-- Start --
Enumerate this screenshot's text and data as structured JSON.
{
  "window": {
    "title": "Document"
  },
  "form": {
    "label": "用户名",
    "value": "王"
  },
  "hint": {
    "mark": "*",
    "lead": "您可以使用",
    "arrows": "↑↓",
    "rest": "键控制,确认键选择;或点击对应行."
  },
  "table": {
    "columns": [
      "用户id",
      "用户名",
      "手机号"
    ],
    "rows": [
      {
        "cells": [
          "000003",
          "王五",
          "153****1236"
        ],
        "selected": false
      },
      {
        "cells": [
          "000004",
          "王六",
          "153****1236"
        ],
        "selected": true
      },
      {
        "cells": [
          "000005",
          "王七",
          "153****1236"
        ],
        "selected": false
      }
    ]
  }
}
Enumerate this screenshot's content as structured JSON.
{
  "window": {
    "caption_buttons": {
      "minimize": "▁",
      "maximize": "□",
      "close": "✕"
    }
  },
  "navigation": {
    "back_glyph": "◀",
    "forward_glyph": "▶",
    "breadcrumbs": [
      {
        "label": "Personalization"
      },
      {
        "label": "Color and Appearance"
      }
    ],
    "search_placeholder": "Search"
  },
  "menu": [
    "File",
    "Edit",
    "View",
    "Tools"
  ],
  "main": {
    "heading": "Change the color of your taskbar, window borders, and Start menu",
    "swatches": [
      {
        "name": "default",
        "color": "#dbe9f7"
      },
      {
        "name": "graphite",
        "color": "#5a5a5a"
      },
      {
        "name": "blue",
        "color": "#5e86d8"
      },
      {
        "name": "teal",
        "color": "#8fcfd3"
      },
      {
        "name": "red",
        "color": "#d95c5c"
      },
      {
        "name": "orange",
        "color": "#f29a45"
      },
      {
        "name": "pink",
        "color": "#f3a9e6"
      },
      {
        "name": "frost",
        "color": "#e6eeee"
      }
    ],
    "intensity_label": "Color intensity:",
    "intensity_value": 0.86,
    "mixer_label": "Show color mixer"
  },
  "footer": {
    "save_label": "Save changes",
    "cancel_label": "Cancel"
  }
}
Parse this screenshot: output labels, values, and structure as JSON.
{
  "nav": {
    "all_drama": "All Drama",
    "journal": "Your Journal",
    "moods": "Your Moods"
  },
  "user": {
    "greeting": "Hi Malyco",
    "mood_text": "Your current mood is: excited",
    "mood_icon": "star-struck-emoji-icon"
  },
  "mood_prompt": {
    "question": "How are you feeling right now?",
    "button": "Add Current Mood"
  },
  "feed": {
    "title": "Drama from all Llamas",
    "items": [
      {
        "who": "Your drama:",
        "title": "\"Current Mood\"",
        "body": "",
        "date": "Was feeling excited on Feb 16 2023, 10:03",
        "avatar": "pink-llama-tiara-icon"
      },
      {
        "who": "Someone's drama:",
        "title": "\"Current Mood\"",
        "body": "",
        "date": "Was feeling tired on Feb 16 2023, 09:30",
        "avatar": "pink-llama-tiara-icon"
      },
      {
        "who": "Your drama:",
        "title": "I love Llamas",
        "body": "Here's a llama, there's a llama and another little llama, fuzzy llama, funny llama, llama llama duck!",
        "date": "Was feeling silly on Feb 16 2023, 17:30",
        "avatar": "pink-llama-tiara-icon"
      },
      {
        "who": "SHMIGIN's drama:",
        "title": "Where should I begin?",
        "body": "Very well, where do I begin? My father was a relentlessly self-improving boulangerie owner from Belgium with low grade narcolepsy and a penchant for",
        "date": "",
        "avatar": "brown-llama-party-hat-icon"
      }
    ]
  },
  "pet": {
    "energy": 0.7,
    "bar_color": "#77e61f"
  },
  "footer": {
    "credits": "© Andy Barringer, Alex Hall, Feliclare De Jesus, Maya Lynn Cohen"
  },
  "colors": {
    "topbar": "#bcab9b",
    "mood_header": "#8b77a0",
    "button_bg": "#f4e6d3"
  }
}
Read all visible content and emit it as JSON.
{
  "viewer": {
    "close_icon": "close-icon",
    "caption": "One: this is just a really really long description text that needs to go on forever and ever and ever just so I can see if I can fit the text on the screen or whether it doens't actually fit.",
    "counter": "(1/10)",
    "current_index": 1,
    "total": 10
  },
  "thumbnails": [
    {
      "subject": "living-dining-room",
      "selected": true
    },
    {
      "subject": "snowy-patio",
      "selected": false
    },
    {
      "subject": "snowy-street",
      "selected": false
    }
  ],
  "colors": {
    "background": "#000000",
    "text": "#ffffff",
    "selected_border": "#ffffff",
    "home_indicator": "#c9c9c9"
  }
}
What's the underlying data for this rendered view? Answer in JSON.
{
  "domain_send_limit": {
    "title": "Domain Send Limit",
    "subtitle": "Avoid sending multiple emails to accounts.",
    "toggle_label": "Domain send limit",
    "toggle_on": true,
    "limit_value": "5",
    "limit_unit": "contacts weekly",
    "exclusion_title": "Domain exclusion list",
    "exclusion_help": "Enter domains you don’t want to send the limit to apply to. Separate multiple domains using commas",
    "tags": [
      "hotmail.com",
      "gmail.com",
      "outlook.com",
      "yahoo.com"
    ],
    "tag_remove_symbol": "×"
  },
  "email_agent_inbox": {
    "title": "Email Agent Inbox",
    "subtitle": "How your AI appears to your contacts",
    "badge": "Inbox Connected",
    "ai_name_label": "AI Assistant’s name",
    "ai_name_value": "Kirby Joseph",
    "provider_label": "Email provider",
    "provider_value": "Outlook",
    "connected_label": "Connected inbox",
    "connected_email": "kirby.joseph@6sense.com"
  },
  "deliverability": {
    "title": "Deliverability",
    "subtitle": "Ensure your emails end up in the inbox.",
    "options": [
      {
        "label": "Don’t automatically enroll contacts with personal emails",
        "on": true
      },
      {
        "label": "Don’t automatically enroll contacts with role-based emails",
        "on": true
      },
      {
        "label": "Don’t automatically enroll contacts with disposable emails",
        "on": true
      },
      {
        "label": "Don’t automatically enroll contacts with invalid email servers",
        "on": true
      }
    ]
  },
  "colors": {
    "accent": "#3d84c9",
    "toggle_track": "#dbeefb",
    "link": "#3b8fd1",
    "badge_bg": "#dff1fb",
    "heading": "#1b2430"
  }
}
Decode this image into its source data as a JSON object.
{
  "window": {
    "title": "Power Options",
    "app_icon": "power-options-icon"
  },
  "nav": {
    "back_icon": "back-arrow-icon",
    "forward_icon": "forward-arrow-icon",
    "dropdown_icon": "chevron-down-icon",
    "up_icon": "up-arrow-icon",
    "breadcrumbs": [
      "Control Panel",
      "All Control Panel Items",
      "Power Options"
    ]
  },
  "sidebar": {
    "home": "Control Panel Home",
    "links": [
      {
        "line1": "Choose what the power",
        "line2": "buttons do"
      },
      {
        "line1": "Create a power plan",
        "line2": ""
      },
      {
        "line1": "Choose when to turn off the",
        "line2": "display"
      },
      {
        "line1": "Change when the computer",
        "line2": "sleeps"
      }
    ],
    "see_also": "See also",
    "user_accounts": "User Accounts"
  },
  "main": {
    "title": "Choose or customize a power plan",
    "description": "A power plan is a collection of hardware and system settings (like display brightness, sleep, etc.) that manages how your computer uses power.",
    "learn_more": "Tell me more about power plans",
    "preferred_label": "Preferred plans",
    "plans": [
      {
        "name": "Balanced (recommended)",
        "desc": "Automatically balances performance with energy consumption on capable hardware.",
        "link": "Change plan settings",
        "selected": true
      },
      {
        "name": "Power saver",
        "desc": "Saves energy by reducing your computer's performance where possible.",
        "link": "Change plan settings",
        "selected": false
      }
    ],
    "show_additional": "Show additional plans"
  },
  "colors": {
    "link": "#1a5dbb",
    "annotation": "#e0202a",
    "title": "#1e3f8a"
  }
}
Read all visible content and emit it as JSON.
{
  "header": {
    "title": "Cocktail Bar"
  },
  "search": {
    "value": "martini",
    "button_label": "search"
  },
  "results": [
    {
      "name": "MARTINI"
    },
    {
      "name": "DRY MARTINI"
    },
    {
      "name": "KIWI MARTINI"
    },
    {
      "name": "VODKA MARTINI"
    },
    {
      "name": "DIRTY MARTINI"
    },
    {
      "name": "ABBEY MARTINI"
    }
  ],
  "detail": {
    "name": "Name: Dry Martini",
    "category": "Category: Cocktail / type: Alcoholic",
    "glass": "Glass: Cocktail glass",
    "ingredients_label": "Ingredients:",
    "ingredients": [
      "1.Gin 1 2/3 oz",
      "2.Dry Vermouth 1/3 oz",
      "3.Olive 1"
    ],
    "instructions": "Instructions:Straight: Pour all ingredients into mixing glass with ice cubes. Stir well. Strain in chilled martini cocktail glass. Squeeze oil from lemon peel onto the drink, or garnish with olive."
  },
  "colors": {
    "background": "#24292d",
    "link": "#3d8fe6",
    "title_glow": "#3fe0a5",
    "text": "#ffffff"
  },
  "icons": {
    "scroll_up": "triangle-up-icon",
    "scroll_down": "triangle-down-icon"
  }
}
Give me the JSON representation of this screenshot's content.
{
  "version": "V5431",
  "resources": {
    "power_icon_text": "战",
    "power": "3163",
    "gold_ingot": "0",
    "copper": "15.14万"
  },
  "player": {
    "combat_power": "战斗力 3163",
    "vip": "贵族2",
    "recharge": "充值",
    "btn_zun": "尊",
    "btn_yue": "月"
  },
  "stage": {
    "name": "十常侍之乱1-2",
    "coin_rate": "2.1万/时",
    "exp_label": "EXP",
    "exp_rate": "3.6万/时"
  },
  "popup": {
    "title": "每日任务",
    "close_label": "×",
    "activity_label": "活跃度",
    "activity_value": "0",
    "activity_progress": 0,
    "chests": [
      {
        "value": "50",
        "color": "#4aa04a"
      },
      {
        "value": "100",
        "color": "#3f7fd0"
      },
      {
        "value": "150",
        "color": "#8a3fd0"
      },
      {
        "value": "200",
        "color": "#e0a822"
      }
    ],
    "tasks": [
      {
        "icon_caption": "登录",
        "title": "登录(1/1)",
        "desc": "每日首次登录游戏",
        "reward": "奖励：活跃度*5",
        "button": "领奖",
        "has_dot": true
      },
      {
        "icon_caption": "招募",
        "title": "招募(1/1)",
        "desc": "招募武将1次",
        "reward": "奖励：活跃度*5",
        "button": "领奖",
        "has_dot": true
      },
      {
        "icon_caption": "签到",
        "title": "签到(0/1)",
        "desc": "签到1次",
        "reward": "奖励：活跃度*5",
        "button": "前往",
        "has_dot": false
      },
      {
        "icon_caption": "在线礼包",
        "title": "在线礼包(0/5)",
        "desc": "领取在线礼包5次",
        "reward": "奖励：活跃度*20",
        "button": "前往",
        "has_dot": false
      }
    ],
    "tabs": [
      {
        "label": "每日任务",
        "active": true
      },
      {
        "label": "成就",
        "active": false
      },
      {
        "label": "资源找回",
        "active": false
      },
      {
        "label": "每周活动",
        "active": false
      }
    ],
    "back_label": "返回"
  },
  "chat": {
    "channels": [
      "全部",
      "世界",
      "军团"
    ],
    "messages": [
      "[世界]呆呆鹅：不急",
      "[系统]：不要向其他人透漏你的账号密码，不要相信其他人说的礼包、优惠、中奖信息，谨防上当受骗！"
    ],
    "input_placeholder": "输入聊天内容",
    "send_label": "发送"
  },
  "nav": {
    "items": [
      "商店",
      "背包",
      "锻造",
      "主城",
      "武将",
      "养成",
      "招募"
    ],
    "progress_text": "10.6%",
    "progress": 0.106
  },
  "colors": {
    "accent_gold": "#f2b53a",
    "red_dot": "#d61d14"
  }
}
-- End --
- [Given task] Report how many lines of the records above contain the word "screenshot", giving only the number.

- [Solved problem] 4